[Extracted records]
^^^^^^^^^^^^^^^^

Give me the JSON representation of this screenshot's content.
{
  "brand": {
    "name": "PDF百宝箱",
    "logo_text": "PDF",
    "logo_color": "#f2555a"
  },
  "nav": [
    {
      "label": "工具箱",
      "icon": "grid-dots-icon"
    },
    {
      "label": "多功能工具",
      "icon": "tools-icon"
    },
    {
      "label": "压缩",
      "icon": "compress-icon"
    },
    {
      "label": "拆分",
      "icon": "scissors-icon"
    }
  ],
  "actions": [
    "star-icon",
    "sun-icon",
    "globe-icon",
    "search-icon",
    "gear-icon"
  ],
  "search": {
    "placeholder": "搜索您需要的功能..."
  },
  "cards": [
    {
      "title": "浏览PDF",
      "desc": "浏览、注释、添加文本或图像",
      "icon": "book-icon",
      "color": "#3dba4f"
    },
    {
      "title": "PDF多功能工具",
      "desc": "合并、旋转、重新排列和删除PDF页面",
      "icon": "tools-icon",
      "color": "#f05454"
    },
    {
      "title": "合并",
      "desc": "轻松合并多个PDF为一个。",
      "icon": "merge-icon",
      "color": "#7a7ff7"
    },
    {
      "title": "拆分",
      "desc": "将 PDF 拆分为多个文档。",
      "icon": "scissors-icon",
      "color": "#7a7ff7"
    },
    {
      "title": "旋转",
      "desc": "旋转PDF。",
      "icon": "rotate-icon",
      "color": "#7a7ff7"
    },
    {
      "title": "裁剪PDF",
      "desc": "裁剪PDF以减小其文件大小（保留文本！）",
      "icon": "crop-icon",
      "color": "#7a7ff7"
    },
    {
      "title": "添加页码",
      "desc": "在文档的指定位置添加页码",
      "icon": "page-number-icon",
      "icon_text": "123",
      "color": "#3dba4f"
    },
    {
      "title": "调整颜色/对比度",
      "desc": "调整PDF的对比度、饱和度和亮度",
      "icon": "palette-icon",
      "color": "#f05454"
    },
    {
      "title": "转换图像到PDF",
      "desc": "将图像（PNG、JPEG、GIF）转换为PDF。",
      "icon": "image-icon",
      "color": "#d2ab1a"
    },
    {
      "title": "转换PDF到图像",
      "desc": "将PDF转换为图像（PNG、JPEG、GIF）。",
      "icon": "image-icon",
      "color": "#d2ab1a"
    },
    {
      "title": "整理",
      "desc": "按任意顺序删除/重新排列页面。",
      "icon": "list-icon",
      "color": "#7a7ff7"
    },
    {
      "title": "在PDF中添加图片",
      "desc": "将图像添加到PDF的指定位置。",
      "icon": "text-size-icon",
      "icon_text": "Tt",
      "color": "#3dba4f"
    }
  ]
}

^^^^^^^^^^^^^^^^

Directive:
Each line of the material must be restated exactly.

Exercise output:
Give me the JSON representation of this screenshot's content.
{
  "brand": {
    "name": "PDF百宝箱",
    "logo_text": "PDF",
    "logo_color": "#f2555a"
  },
  "nav": [
    {
      "label": "工具箱",
      "icon": "grid-dots-icon"
    },
    {
      "label": "多功能工具",
      "icon": "tools-icon"
    },
    {
      "label": "压缩",
      "icon": "compress-icon"
    },
    {
      "label": "拆分",
      "icon": "scissors-icon"
    }
  ],
  "actions": [
    "star-icon",
    "sun-icon",
    "globe-icon",
    "search-icon",
    "gear-icon"
  ],
  "search": {
    "placeholder": "搜索您需要的功能..."
  },
  "cards": [
    {
      "title": "浏览PDF",
      "desc": "浏览、注释、添加文本或图像",
      "icon": "book-icon",
      "color": "#3dba4f"
    },
    {
      "title": "PDF多功能工具",
      "desc": "合并、旋转、重新排列和删除PDF页面",
      "icon": "tools-icon",
      "color": "#f05454"
    },
    {
      "title": "合并",
      "desc": "轻松合并多个PDF为一个。",
      "icon": "merge-icon",
      "color": "#7a7ff7"
    },
    {
      "title": "拆分",
      "desc": "将 PDF 拆分为多个文档。",
      "icon": "scissors-icon",
      "color": "#7a7ff7"
    },
    {
      "title": "旋转",
      "desc": "旋转PDF。",
      "icon": "rotate-icon",
      "color": "#7a7ff7"
    },
    {
      "title": "裁剪PDF",
      "desc": "裁剪PDF以减小其文件大小（保留文本！）",
      "icon": "crop-icon",
      "color": "#7a7ff7"
    },
    {
      "title": "添加页码",
      "desc": "在文档的指定位置添加页码",
      "icon": "page-number-icon",
      "icon_text": "123",
      "color": "#3dba4f"
    },
    {
      "title": "调整颜色/对比度",
      "desc": "调整PDF的对比度、饱和度和亮度",
      "icon": "palette-icon",
      "color": "#f05454"
    },
    {
      "title": "转换图像到PDF",
      "desc": "将图像（PNG、JPEG、GIF）转换为PDF。",
      "icon": "image-icon",
      "color": "#d2ab1a"
    },
    {
      "title": "转换PDF到图像",
      "desc": "将PDF转换为图像（PNG、JPEG、GIF）。",
      "icon": "image-icon",
      "color": "#d2ab1a"
    },
    {
      "title": "整理",
      "desc": "按任意顺序删除/重新排列页面。",
      "icon": "list-icon",
      "color": "#7a7ff7"
    },
    {
      "title": "在PDF中添加图片",
      "desc": "将图像添加到PDF的指定位置。",
      "icon": "text-size-icon",
      "icon_text": "Tt",
      "color": "#3dba4f"
    }
  ]
}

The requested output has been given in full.